* Begin RECORDED DATA *
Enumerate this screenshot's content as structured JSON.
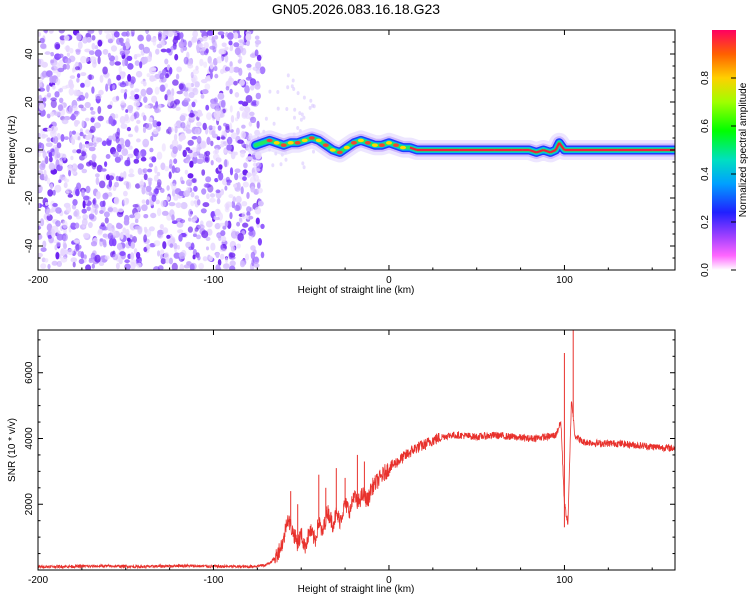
{
  "title": "GN05.2026.083.16.18.G23",
  "chart_data": [
    {
      "type": "heatmap",
      "name": "spectrogram",
      "xlabel": "Height of straight line (km)",
      "ylabel": "Frequency (Hz)",
      "xlim": [
        -200,
        163
      ],
      "ylim": [
        -50,
        50
      ],
      "x_ticks": [
        -200,
        -100,
        0,
        100
      ],
      "y_ticks": [
        -40,
        -20,
        0,
        20,
        40
      ],
      "noise_region_x": [
        -200,
        -72
      ],
      "signal_track": {
        "x": [
          -76,
          -72,
          -68,
          -64,
          -60,
          -56,
          -52,
          -48,
          -44,
          -40,
          -36,
          -32,
          -28,
          -24,
          -20,
          -16,
          -12,
          -8,
          -4,
          0,
          4,
          8,
          12,
          16,
          40,
          60,
          70,
          76,
          80,
          84,
          88,
          92,
          95,
          97,
          100,
          110,
          130,
          150,
          163
        ],
        "y": [
          2,
          3,
          4,
          3,
          2,
          3,
          3,
          4,
          5,
          4,
          2,
          0,
          -1,
          1,
          3,
          4,
          3,
          2,
          2,
          3,
          2,
          1,
          1,
          0,
          0,
          0,
          0,
          0,
          0,
          -1,
          0,
          -1,
          0,
          3,
          0,
          0,
          0,
          0,
          0
        ]
      },
      "colorbar": {
        "label": "Normalized spectral amplitude",
        "range": [
          0,
          1
        ],
        "ticks": [
          "0.0",
          "0.2",
          "0.4",
          "0.6",
          "0.8"
        ]
      }
    },
    {
      "type": "line",
      "name": "snr",
      "xlabel": "Height of straight line (km)",
      "ylabel": "SNR (10 * v/v)",
      "xlim": [
        -200,
        163
      ],
      "ylim": [
        0,
        7300
      ],
      "x_ticks": [
        -200,
        -100,
        0,
        100
      ],
      "y_ticks": [
        2000,
        4000,
        6000
      ],
      "color": "#e8312c",
      "series": {
        "x": [
          -200,
          -180,
          -160,
          -140,
          -120,
          -100,
          -80,
          -70,
          -65,
          -60,
          -58,
          -55,
          -52,
          -50,
          -48,
          -45,
          -42,
          -40,
          -38,
          -35,
          -32,
          -30,
          -28,
          -25,
          -22,
          -20,
          -18,
          -15,
          -12,
          -10,
          -5,
          0,
          5,
          10,
          15,
          20,
          25,
          30,
          35,
          40,
          50,
          60,
          70,
          80,
          90,
          95,
          98,
          100,
          102,
          104,
          106,
          110,
          120,
          130,
          140,
          150,
          163
        ],
        "y": [
          100,
          110,
          120,
          100,
          130,
          110,
          100,
          150,
          350,
          900,
          1600,
          1200,
          800,
          1100,
          700,
          1200,
          900,
          1500,
          1100,
          1800,
          1400,
          1700,
          1500,
          2000,
          1800,
          2300,
          2000,
          2300,
          2100,
          2500,
          2800,
          3100,
          3300,
          3500,
          3700,
          3800,
          3950,
          4050,
          4100,
          4100,
          4050,
          4100,
          4050,
          4000,
          4050,
          4100,
          4500,
          2000,
          1400,
          5200,
          4100,
          3900,
          3850,
          3850,
          3800,
          3750,
          3700
        ]
      },
      "spikes": [
        {
          "x": -56,
          "y": 2400
        },
        {
          "x": -52,
          "y": 2000
        },
        {
          "x": -40,
          "y": 2900
        },
        {
          "x": -36,
          "y": 2500
        },
        {
          "x": -30,
          "y": 3100
        },
        {
          "x": -25,
          "y": 2800
        },
        {
          "x": -18,
          "y": 3500
        },
        {
          "x": -14,
          "y": 3300
        },
        {
          "x": 100,
          "y": 6600
        },
        {
          "x": 105,
          "y": 7300
        },
        {
          "x": 100,
          "y": 1300
        }
      ]
    }
  ]
}
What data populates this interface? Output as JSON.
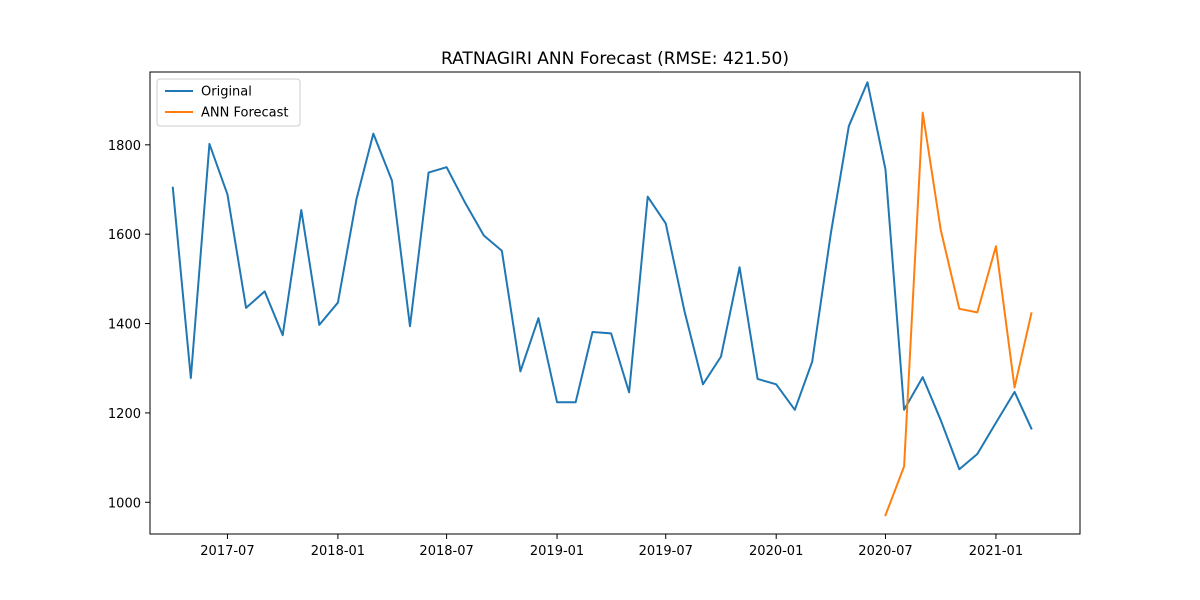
* End RECORDED DATA *
(GOAL)
Pull every line containing the word "JSON" out of the entries above.

(CORRECT RESULT)
Enumerate this screenshot's content as structured JSON.
What data populates this interface? Output as JSON.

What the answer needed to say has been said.